╭─ ENTRIES PROVIDED
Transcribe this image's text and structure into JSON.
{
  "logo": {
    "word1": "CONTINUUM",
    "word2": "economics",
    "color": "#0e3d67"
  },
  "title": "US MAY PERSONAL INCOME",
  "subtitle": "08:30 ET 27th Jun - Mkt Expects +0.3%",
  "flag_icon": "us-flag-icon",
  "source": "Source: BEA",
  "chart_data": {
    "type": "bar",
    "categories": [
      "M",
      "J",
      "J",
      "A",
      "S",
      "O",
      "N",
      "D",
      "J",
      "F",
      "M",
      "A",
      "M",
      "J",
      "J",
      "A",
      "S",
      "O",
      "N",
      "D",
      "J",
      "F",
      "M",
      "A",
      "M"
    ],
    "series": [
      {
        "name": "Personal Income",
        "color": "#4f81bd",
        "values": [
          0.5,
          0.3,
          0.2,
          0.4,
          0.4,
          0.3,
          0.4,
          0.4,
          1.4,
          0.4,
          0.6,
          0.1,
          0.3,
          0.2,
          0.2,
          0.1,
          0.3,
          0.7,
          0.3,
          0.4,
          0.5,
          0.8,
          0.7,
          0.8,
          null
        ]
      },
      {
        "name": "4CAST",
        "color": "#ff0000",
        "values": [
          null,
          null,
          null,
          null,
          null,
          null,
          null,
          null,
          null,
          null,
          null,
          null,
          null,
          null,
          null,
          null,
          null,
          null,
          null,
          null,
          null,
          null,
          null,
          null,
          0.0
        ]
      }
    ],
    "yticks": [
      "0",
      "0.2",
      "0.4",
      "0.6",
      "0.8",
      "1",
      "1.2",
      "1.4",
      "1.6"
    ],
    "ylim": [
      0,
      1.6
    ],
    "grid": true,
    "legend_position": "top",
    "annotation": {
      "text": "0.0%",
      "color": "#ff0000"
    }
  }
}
╰─
Write the entire listing out again, word for word.

* _TASK RESPONSE_:
Transcribe this image's text and structure into JSON.
{
  "logo": {
    "word1": "CONTINUUM",
    "word2": "economics",
    "color": "#0e3d67"
  },
  "title": "US MAY PERSONAL INCOME",
  "subtitle": "08:30 ET 27th Jun - Mkt Expects +0.3%",
  "flag_icon": "us-flag-icon",
  "source": "Source: BEA",
  "chart_data": {
    "type": "bar",
    "categories": [
      "M",
      "J",
      "J",
      "A",
      "S",
      "O",
      "N",
      "D",
      "J",
      "F",
      "M",
      "A",
      "M",
      "J",
      "J",
      "A",
      "S",
      "O",
      "N",
      "D",
      "J",
      "F",
      "M",
      "A",
      "M"
    ],
    "series": [
      {
        "name": "Personal Income",
        "color": "#4f81bd",
        "values": [
          0.5,
          0.3,
          0.2,
          0.4,
          0.4,
          0.3,
          0.4,
          0.4,
          1.4,
          0.4,
          0.6,
          0.1,
          0.3,
          0.2,
          0.2,
          0.1,
          0.3,
          0.7,
          0.3,
          0.4,
          0.5,
          0.8,
          0.7,
          0.8,
          null
        ]
      },
      {
        "name": "4CAST",
        "color": "#ff0000",
        "values": [
          null,
          null,
          null,
          null,
          null,
          null,
          null,
          null,
          null,
          null,
          null,
          null,
          null,
          null,
          null,
          null,
          null,
          null,
          null,
          null,
          null,
          null,
          null,
          null,
          0.0
        ]
      }
    ],
    "yticks": [
      "0",
      "0.2",
      "0.4",
      "0.6",
      "0.8",
      "1",
      "1.2",
      "1.4",
      "1.6"
    ],
    "ylim": [
      0,
      1.6
    ],
    "grid": true,
    "legend_position": "top",
    "annotation": {
      "text": "0.0%",
      "color": "#ff0000"
    }
  }
}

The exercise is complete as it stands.